** What you need to do **
In the data that follows, count the lines in which the word "structured" occurs, and report that figure alone.

+ + + + +

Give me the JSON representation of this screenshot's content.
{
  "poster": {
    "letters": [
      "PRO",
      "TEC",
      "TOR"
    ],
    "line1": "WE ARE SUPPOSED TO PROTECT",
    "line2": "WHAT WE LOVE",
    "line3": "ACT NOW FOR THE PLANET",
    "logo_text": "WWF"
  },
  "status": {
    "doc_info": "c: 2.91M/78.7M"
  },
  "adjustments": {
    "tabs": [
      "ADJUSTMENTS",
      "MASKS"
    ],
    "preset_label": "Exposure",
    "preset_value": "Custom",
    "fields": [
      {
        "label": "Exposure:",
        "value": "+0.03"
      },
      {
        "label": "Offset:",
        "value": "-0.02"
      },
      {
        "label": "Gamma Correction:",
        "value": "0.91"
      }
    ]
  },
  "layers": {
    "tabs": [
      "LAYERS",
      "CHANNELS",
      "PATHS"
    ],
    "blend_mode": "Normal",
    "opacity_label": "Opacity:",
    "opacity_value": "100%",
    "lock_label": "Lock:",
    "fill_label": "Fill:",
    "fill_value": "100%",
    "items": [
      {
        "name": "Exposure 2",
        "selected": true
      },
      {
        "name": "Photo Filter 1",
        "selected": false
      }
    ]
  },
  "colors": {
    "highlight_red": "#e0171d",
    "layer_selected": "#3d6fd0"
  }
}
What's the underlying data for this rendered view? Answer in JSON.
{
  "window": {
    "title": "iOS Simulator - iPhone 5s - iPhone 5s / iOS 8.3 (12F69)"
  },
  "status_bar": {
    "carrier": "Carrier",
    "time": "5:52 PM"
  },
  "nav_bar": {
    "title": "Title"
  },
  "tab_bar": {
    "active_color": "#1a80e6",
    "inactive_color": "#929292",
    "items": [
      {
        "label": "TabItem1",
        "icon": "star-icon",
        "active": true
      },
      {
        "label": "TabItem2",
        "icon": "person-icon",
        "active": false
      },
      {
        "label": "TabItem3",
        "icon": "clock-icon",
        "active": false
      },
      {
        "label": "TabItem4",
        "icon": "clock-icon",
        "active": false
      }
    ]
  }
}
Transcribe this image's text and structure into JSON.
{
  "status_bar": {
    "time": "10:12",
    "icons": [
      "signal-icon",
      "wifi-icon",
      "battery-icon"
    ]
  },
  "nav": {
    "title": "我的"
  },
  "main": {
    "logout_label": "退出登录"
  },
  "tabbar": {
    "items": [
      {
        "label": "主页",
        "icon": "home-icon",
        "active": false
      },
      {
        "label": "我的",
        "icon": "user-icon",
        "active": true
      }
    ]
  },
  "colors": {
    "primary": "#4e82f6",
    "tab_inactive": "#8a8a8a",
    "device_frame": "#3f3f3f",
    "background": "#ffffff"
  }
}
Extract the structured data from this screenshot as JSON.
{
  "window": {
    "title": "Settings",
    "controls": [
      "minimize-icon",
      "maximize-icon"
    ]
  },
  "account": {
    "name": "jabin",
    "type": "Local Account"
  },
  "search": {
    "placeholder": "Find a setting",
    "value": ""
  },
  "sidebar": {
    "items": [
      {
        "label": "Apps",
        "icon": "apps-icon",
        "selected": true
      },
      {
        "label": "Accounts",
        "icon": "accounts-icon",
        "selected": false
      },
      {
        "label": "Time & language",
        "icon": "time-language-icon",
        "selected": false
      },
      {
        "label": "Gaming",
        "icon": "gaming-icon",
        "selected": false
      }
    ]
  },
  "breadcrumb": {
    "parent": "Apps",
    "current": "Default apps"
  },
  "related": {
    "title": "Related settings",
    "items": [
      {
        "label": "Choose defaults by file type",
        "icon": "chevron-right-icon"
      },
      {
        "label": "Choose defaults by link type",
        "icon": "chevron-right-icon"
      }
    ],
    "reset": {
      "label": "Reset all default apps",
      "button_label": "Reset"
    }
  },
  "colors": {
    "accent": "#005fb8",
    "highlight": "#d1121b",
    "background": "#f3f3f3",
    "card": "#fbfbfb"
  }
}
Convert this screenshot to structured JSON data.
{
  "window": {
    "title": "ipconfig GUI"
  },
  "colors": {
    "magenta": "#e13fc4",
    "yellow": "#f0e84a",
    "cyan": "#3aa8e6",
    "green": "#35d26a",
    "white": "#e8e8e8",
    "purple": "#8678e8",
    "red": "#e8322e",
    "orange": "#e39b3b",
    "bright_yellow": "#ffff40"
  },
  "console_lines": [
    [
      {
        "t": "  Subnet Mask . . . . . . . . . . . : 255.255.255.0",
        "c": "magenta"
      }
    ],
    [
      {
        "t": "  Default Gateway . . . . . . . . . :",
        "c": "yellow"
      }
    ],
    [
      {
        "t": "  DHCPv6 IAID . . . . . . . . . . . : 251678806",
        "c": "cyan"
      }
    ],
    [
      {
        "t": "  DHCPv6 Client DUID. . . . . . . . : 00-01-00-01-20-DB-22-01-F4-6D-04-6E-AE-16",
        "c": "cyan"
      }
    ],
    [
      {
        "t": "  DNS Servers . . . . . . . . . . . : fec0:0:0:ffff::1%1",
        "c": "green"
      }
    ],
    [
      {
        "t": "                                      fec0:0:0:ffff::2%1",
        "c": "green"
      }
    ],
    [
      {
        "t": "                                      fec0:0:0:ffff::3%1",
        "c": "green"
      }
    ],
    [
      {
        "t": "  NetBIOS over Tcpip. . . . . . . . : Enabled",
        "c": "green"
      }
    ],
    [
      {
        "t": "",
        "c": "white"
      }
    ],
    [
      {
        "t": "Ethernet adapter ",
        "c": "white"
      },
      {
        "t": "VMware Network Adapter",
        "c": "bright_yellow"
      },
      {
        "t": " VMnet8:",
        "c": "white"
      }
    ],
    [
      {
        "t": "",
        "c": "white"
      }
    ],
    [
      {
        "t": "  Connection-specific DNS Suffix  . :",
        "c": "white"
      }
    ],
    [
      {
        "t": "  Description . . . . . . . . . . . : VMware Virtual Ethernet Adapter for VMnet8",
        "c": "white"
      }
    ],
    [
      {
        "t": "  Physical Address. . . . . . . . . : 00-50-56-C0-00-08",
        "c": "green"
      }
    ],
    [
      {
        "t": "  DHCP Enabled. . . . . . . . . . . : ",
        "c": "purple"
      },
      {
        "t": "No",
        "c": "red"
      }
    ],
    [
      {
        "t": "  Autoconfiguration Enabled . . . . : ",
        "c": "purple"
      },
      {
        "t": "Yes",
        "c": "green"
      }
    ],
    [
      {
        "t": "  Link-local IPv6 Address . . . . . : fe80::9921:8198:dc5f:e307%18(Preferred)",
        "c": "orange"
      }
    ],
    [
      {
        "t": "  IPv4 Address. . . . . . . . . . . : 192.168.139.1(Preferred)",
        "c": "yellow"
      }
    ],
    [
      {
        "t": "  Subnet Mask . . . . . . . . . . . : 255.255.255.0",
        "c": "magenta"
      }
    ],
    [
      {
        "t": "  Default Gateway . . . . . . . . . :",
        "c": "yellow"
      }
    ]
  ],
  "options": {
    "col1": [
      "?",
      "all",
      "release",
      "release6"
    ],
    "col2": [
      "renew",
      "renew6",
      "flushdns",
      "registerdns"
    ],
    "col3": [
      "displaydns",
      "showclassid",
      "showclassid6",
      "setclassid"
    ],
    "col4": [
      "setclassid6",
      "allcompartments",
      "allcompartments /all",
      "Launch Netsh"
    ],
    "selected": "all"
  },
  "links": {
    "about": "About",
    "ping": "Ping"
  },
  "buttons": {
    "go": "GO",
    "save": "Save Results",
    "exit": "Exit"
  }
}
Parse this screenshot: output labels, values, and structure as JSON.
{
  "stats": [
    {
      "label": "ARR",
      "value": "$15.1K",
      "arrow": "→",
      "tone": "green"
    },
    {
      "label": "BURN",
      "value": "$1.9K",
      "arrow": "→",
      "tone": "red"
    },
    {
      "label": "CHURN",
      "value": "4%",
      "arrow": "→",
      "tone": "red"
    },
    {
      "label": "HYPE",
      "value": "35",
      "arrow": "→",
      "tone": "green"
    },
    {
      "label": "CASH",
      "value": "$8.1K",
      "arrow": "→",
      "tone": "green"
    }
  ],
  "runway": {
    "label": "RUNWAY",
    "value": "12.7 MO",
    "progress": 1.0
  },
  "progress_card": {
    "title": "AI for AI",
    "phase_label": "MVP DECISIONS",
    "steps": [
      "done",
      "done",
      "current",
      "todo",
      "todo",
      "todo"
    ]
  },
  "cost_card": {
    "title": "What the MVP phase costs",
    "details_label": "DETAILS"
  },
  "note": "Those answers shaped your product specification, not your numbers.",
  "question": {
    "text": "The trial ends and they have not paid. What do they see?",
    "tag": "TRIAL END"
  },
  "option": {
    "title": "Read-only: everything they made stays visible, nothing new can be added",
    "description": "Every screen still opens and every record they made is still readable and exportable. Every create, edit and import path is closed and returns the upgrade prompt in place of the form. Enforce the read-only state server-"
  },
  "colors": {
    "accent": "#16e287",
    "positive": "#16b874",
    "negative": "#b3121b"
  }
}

+ + + + +

** Solution for this problem **
2